Task objective - Draw out every line with the word "homework" from the listing below.

[Data extracted from a collection]
____________
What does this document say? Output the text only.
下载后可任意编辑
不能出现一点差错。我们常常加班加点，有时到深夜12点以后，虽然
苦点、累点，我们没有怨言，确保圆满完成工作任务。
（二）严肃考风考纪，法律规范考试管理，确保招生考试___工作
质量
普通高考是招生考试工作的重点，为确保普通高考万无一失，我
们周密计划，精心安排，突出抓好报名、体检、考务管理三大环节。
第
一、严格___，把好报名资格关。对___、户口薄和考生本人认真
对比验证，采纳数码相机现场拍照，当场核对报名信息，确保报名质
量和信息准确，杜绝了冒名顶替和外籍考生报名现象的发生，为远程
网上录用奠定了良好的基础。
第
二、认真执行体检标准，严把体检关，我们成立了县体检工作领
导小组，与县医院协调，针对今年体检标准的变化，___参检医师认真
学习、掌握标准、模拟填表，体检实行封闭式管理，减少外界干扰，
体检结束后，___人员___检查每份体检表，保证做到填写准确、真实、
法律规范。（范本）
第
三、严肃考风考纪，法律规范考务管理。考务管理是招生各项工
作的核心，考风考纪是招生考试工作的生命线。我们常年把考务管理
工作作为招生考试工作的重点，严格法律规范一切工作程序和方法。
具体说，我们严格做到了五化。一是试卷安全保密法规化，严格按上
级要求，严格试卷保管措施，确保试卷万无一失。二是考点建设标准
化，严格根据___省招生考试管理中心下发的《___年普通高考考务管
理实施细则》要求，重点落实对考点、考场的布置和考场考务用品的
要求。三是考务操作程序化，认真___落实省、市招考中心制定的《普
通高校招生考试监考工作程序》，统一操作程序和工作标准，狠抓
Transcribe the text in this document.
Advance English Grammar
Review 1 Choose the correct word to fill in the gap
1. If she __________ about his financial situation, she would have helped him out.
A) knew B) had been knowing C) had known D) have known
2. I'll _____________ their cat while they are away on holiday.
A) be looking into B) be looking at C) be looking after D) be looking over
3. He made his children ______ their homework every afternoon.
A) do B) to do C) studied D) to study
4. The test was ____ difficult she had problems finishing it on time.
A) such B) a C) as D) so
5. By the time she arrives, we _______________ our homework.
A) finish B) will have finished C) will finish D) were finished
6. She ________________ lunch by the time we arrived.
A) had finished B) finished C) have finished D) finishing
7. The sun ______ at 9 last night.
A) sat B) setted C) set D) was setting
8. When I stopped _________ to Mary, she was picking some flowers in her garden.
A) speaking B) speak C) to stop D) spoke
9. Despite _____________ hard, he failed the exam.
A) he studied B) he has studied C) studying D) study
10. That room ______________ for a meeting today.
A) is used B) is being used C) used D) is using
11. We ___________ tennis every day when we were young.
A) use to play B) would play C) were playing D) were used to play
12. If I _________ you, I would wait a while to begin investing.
____________
Answer to this task -
3. He made his children ______ their homework every afternoon.
5. By the time she arrives, we _______________ our homework.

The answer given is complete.